** START OF Material shown **

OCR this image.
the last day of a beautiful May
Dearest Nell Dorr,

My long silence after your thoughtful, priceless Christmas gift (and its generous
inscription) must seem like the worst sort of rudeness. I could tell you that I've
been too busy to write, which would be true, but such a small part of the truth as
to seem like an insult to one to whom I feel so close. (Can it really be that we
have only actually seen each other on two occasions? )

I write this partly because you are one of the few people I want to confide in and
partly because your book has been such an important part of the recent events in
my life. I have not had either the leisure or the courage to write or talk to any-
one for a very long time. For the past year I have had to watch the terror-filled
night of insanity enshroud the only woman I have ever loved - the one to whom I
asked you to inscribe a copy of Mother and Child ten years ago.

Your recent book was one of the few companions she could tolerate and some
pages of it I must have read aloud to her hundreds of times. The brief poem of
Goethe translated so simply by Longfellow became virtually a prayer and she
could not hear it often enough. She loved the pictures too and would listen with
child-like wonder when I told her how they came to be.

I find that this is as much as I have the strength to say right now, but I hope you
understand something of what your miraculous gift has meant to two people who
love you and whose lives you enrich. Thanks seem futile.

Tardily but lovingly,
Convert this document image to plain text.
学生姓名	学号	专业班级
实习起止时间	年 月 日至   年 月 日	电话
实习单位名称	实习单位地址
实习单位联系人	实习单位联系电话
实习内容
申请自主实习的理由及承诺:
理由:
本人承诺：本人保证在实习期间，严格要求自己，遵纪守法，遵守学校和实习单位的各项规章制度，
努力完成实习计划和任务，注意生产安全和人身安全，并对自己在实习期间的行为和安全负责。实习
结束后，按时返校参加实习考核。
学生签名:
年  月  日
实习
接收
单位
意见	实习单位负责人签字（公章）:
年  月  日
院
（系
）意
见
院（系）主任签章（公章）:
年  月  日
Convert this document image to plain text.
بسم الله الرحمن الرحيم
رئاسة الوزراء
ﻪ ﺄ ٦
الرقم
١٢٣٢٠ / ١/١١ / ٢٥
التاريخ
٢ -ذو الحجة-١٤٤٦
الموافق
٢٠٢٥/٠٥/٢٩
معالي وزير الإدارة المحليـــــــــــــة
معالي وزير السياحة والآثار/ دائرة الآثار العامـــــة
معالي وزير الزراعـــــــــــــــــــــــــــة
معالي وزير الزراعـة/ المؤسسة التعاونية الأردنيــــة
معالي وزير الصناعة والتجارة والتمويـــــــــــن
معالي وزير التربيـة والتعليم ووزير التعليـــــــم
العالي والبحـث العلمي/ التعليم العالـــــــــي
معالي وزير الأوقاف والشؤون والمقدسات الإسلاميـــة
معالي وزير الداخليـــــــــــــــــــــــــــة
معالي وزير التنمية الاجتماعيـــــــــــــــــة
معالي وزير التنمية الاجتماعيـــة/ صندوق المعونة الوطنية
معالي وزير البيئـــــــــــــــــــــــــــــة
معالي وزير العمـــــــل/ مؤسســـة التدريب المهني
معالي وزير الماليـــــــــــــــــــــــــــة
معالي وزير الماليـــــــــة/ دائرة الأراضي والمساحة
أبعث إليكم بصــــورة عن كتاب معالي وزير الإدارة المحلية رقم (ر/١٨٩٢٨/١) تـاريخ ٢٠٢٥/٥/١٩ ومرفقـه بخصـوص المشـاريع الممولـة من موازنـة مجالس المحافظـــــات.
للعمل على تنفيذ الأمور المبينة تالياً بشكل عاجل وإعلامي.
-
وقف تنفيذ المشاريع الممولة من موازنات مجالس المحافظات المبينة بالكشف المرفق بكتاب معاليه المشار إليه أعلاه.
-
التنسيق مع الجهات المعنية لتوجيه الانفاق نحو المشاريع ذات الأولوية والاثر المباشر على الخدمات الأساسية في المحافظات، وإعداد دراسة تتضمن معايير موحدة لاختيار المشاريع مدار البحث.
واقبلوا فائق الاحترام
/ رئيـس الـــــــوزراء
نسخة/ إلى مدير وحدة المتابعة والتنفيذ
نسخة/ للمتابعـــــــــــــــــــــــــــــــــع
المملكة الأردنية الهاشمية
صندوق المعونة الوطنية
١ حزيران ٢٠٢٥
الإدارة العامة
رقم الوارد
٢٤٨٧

** END OF Material shown **

● **Do this**: Each record above should be repeated exactly as it appears.

● **The solution**:
OCR this image.
the last day of a beautiful May
Dearest Nell Dorr,

My long silence after your thoughtful, priceless Christmas gift (and its generous
inscription) must seem like the worst sort of rudeness. I could tell you that I've
been too busy to write, which would be true, but such a small part of the truth as
to seem like an insult to one to whom I feel so close. (Can it really be that we
have only actually seen each other on two occasions? )

I write this partly because you are one of the few people I want to confide in and
partly because your book has been such an important part of the recent events in
my life. I have not had either the leisure or the courage to write or talk to any-
one for a very long time. For the past year I have had to watch the terror-filled
night of insanity enshroud the only woman I have ever loved - the one to whom I
asked you to inscribe a copy of Mother and Child ten years ago.

Your recent book was one of the few companions she could tolerate and some
pages of it I must have read aloud to her hundreds of times. The brief poem of
Goethe translated so simply by Longfellow became virtually a prayer and she
could not hear it often enough. She loved the pictures too and would listen with
child-like wonder when I told her how they came to be.

I find that this is as much as I have the strength to say right now, but I hope you
understand something of what your miraculous gift has meant to two people who
love you and whose lives you enrich. Thanks seem futile.

Tardily but lovingly,
Convert this document image to plain text.
学生姓名	学号	专业班级
实习起止时间	年 月 日至   年 月 日	电话
实习单位名称	实习单位地址
实习单位联系人	实习单位联系电话
实习内容
申请自主实习的理由及承诺:
理由:
本人承诺：本人保证在实习期间，严格要求自己，遵纪守法，遵守学校和实习单位的各项规章制度，
努力完成实习计划和任务，注意生产安全和人身安全，并对自己在实习期间的行为和安全负责。实习
结束后，按时返校参加实习考核。
学生签名:
年  月  日
实习
接收
单位
意见	实习单位负责人签字（公章）:
年  月  日
院
（系
）意
见
院（系）主任签章（公章）:
年  月  日
Convert this document image to plain text.
بسم الله الرحمن الرحيم
رئاسة الوزراء
ﻪ ﺄ ٦
الرقم
١٢٣٢٠ / ١/١١ / ٢٥
التاريخ
٢ -ذو الحجة-١٤٤٦
الموافق
٢٠٢٥/٠٥/٢٩
معالي وزير الإدارة المحليـــــــــــــة
معالي وزير السياحة والآثار/ دائرة الآثار العامـــــة
معالي وزير الزراعـــــــــــــــــــــــــــة
معالي وزير الزراعـة/ المؤسسة التعاونية الأردنيــــة
معالي وزير الصناعة والتجارة والتمويـــــــــــن
معالي وزير التربيـة والتعليم ووزير التعليـــــــم
العالي والبحـث العلمي/ التعليم العالـــــــــي
معالي وزير الأوقاف والشؤون والمقدسات الإسلاميـــة
معالي وزير الداخليـــــــــــــــــــــــــــة
معالي وزير التنمية الاجتماعيـــــــــــــــــة
معالي وزير التنمية الاجتماعيـــة/ صندوق المعونة الوطنية
معالي وزير البيئـــــــــــــــــــــــــــــة
معالي وزير العمـــــــل/ مؤسســـة التدريب المهني
معالي وزير الماليـــــــــــــــــــــــــــة
معالي وزير الماليـــــــــة/ دائرة الأراضي والمساحة
أبعث إليكم بصــــورة عن كتاب معالي وزير الإدارة المحلية رقم (ر/١٨٩٢٨/١) تـاريخ ٢٠٢٥/٥/١٩ ومرفقـه بخصـوص المشـاريع الممولـة من موازنـة مجالس المحافظـــــات.
للعمل على تنفيذ الأمور المبينة تالياً بشكل عاجل وإعلامي.
-
وقف تنفيذ المشاريع الممولة من موازنات مجالس المحافظات المبينة بالكشف المرفق بكتاب معاليه المشار إليه أعلاه.
-
التنسيق مع الجهات المعنية لتوجيه الانفاق نحو المشاريع ذات الأولوية والاثر المباشر على الخدمات الأساسية في المحافظات، وإعداد دراسة تتضمن معايير موحدة لاختيار المشاريع مدار البحث.
واقبلوا فائق الاحترام
/ رئيـس الـــــــوزراء
نسخة/ إلى مدير وحدة المتابعة والتنفيذ
نسخة/ للمتابعـــــــــــــــــــــــــــــــــع
المملكة الأردنية الهاشمية
صندوق المعونة الوطنية
١ حزيران ٢٠٢٥
الإدارة العامة
رقم الوارد
٢٤٨٧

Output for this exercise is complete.